You push it and whatever it is that has been the focus of your attention stops -- enabling you to either do something else for the moment or, if the object of your attention is especially compelling -- reflect on the meaning of whatever it is you've been focusing on.

In today's hyper-caffeinated, attention deficit-disordered world, most of us long for a pause button powerful enough to stop more than just our electronic devices. Like our endlessly spinning hard disk of a brain, for example. Or the downward spiral of the economy.

Unable to find it, we seek out both reasonable and unreasonable facsimiles: vacations, absurd TV shows, movies, alcohol, drugs, yoga, meditation, online poker and sleep.

Barbara Bash, in her groundbreaking book, True Nature: An Illustrated Journal of Four Seasons, offers us another choice, one she made a few years ago -- seasonal retreats -- an experience she manages to turn into an art form, both figuratively and literally.

**WHAT YOU NEED TO DO**: Extend the passage about the pause button and Barbara Bash's seasonal retreats, picking up right after its final sentence.

**SUPPLIED MATERIAL**:
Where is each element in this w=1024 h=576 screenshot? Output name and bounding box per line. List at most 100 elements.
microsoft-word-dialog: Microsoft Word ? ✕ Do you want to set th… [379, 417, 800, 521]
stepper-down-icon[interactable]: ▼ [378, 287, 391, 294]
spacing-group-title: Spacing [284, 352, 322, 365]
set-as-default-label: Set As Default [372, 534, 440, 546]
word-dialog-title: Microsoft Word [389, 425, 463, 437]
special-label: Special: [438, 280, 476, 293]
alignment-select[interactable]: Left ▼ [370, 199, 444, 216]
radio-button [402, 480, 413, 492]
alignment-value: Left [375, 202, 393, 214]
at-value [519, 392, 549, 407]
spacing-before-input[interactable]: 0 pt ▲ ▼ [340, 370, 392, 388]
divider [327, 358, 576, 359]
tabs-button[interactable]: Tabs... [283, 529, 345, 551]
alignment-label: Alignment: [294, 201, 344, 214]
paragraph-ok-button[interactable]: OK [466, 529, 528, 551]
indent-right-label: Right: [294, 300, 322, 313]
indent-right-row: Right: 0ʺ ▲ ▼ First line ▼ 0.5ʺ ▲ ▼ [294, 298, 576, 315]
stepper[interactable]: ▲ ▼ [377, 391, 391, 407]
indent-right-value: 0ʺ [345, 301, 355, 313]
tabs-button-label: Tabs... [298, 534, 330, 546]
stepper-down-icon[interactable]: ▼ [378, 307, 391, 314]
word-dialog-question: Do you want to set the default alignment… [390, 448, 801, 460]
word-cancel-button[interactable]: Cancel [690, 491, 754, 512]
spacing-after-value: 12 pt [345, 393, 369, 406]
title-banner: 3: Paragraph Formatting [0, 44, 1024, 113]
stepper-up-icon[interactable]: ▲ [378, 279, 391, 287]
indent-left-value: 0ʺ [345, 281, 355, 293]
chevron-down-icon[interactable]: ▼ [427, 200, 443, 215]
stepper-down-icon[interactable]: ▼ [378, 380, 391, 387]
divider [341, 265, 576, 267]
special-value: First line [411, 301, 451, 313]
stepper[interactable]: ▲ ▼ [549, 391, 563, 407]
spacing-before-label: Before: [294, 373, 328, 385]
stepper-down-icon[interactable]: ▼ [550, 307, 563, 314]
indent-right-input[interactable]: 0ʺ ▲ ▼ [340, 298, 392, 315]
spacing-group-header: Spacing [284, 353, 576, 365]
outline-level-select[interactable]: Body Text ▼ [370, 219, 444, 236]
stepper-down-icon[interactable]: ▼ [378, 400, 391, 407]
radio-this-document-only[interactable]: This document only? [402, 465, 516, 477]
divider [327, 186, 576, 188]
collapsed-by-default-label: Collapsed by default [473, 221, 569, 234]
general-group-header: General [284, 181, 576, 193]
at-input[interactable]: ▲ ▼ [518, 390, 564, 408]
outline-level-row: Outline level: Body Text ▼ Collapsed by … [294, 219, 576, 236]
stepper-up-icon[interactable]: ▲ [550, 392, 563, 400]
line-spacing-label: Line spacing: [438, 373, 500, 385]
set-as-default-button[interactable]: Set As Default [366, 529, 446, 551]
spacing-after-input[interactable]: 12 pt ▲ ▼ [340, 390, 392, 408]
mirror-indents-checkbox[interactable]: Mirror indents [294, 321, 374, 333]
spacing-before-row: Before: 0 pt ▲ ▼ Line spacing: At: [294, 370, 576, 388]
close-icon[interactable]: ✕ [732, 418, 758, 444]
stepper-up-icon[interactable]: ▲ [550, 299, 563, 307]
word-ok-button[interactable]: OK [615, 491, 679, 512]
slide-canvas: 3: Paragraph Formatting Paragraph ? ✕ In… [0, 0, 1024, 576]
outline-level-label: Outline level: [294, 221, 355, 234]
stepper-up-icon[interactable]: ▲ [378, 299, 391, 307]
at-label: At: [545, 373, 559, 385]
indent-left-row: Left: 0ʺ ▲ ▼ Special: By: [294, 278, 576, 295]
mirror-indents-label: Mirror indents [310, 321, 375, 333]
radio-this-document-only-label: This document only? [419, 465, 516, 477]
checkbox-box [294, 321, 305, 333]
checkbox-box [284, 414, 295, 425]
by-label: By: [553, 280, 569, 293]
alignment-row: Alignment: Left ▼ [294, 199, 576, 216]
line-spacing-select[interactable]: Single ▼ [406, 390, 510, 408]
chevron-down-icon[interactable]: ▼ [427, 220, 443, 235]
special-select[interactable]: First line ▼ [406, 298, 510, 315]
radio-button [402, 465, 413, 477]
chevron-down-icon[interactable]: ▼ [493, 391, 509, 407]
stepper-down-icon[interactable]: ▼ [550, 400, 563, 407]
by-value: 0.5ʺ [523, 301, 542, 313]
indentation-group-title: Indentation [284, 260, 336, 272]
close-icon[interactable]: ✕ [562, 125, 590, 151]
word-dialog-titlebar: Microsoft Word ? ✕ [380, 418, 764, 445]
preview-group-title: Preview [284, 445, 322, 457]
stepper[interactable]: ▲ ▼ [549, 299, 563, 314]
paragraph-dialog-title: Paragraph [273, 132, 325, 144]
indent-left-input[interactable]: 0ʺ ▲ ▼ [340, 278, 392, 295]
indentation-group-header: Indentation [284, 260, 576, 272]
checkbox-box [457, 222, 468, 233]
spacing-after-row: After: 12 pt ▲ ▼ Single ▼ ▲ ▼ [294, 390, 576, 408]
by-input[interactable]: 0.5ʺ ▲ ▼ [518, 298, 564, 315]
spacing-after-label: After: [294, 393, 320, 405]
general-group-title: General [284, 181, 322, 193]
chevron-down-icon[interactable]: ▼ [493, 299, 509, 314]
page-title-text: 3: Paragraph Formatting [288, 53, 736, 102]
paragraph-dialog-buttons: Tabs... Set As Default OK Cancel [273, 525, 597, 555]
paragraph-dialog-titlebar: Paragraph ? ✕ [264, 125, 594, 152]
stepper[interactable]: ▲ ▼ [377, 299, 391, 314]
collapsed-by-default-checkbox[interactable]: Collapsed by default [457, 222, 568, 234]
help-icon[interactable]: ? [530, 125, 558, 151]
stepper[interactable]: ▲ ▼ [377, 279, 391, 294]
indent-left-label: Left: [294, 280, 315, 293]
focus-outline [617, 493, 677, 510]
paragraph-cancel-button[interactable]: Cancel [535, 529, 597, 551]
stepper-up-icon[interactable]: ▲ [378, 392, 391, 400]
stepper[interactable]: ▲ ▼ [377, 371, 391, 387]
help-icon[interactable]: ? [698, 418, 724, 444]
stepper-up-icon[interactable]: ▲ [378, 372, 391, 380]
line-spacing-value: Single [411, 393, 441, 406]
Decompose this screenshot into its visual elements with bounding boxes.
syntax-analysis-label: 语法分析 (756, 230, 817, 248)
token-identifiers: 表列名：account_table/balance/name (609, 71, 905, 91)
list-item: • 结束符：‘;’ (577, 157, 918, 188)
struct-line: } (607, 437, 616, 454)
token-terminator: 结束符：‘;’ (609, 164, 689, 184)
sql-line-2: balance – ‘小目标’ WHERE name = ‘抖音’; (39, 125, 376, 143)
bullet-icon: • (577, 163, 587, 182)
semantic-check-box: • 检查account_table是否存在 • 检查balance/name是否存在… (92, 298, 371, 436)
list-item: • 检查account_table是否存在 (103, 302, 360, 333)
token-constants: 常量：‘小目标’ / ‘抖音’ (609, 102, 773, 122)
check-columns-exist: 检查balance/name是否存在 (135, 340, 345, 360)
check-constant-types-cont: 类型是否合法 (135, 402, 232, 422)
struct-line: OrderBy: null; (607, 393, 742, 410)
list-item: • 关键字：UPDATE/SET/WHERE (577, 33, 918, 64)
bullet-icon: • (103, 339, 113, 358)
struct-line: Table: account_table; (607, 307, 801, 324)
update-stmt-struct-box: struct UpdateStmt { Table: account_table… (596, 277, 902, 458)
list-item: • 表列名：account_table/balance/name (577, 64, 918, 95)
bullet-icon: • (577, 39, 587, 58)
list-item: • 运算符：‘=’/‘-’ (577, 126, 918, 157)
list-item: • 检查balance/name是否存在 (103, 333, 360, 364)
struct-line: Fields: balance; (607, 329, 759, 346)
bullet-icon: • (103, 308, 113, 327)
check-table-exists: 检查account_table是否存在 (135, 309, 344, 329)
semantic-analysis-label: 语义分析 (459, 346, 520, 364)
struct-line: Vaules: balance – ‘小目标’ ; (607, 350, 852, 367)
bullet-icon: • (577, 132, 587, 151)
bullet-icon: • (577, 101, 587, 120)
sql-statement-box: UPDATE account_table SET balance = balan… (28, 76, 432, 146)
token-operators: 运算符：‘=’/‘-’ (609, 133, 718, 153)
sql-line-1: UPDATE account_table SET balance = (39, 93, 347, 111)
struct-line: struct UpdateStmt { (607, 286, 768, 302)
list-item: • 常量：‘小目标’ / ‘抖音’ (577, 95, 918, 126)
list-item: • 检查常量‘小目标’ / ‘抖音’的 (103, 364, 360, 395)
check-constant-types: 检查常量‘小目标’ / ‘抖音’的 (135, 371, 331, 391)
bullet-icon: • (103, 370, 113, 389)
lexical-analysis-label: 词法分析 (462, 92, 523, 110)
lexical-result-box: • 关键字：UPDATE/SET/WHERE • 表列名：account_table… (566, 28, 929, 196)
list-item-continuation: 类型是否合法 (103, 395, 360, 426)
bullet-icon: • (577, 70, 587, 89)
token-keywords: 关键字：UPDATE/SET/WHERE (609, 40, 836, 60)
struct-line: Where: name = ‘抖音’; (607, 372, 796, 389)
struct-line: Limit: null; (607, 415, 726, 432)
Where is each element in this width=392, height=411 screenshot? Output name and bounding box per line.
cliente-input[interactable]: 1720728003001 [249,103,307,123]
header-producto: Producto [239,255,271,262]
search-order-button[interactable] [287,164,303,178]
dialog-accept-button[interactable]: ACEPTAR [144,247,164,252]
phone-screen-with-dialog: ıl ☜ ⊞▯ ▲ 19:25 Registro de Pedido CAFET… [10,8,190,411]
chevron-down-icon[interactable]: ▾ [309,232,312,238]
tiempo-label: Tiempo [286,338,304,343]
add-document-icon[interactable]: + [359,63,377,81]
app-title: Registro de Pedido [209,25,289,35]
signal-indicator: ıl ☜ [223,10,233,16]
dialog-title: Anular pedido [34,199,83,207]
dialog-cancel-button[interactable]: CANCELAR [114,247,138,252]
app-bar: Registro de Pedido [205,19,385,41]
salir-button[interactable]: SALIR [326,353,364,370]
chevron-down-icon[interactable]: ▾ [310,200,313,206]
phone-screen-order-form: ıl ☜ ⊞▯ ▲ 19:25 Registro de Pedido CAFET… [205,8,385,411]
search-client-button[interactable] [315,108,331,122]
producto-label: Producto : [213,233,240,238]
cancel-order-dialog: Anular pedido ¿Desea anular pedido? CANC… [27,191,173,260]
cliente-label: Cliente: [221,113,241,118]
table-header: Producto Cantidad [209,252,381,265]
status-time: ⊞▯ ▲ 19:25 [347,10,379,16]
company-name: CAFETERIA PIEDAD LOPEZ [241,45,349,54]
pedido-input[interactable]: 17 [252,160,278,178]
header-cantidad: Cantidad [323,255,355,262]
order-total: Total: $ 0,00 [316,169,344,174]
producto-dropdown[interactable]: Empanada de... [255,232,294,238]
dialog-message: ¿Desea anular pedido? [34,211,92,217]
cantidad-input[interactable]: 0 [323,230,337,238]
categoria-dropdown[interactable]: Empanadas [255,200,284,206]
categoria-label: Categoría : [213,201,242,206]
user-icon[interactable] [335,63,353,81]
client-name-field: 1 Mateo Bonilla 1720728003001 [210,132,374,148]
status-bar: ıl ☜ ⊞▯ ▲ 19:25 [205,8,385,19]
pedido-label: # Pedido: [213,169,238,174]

**EXERCISE OUTPUT**:
The soulful Ms. Bash, armed only with a suitcase, art supplies, food, water and a healthy amount of self-deprecation, courageously adventures into the unknown to discover what she deftly refers to as "true nature" -- a phrase the reader soon learns has two deeply connected meanings; 1) The authentic essence of the natural world; 2) The authentic essence of the one who seeks the authentic essence of the natural world -- two sides of the same coin which Ms. Bash tosses high into the rarified air of her ancient quest for authenticity.

An accomplished children's book author, illustrator, watercolorist and Buddhist practitioner, Barbara chronicles, in exquisitely crafted word and image, the birth, growth, dying and death of a world few of us ever pause long enough to notice, much less see.

Make that two worlds -- the world around us and the world inside us -- two worlds that, by the end of the book, are experienced as one.

As a man who toggles back and forth between the nanosecond 21st century business world and my own ancient quest for timeless meaning, I found True Nature to be a highly refreshing, enlightening and inspired reminder of what it really means to be alive. Kudos to Barbara Bash for slowing down just enough to wake us all up.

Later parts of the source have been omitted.